§ SHORT PROBLEM
Pick out and copy every line below that has the word "доверенности".

§ MATERIAL PROVIDED

-------

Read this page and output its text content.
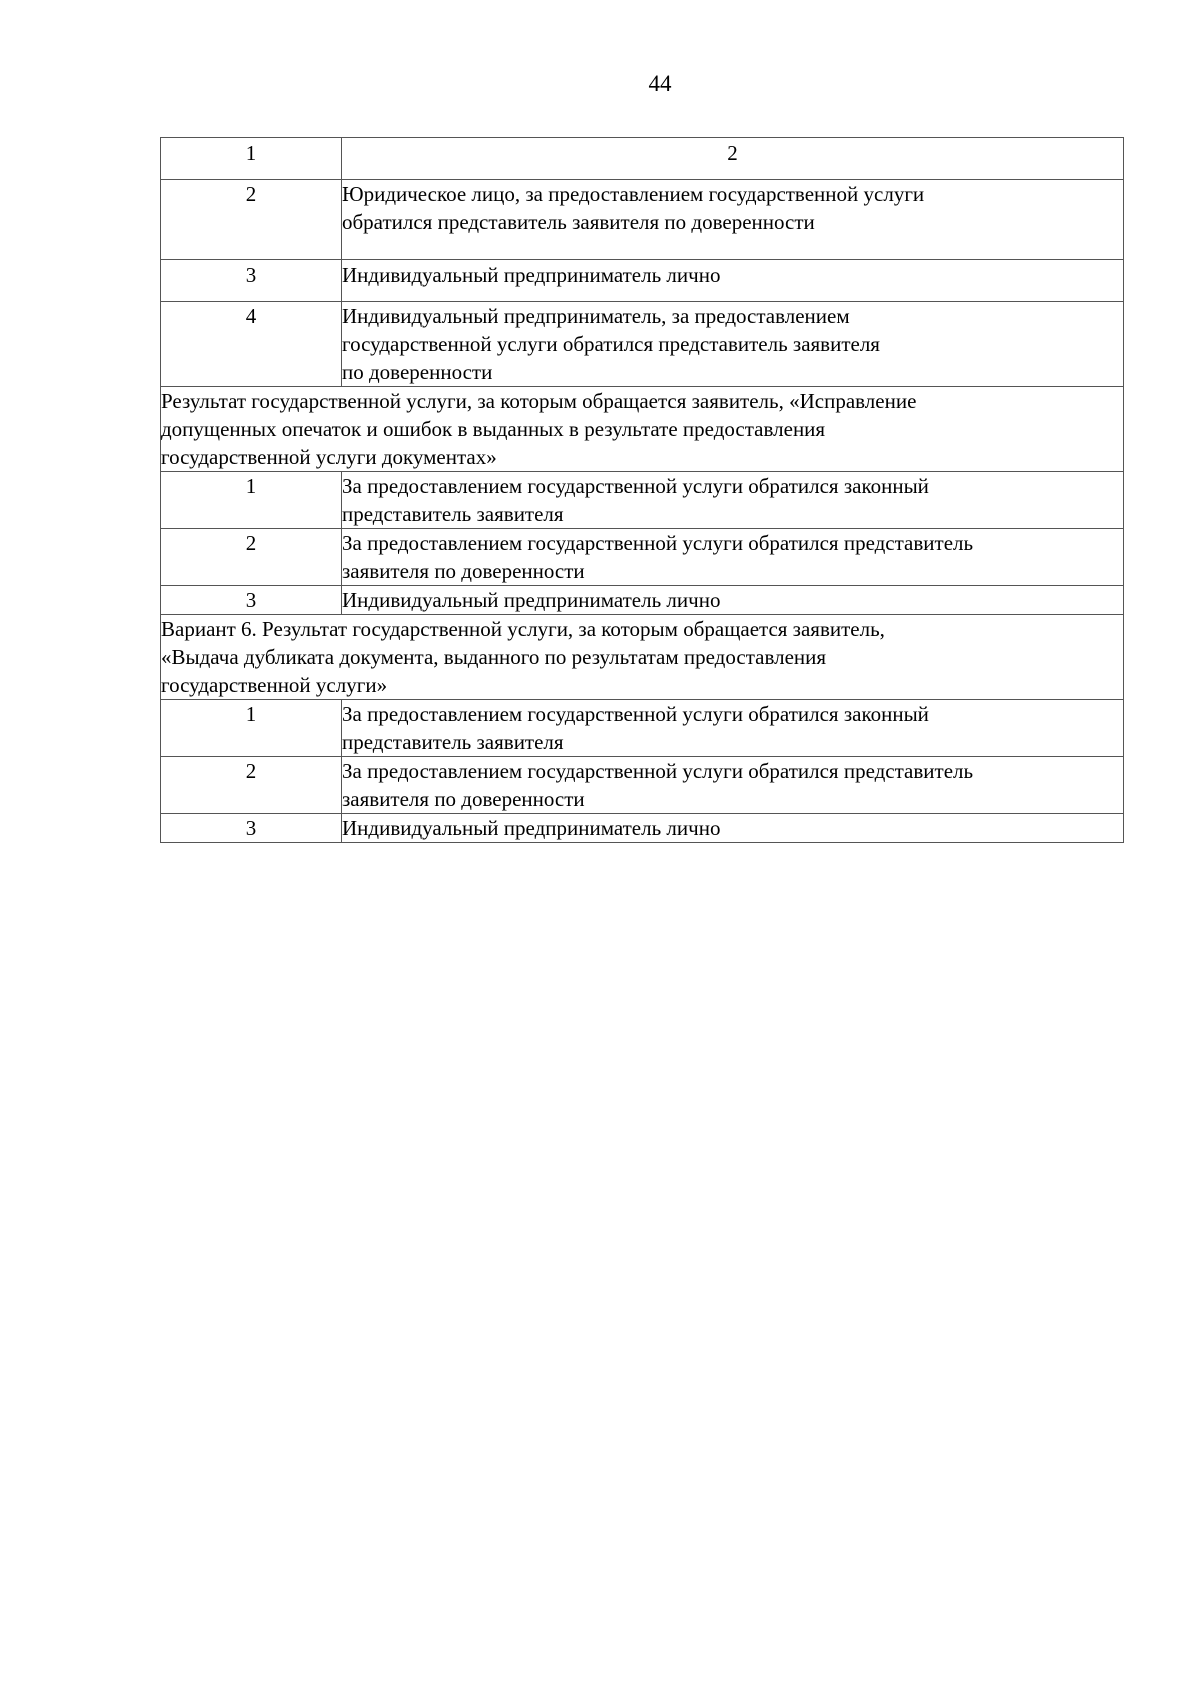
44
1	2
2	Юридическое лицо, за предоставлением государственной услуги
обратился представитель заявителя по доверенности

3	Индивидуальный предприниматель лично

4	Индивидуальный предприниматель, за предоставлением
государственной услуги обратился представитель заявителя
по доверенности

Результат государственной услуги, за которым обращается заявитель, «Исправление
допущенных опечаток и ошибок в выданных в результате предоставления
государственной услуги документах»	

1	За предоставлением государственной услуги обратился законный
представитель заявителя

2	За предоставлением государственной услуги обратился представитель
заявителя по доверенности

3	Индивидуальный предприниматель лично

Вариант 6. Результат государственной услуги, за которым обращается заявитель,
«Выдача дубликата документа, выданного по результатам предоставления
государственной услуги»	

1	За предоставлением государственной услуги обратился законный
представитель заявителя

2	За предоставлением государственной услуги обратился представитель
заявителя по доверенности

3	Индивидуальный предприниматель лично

-------

§ OUTPUT OF THE TASK
обратился представитель заявителя по доверенности
по доверенности
заявителя по доверенности
заявителя по доверенности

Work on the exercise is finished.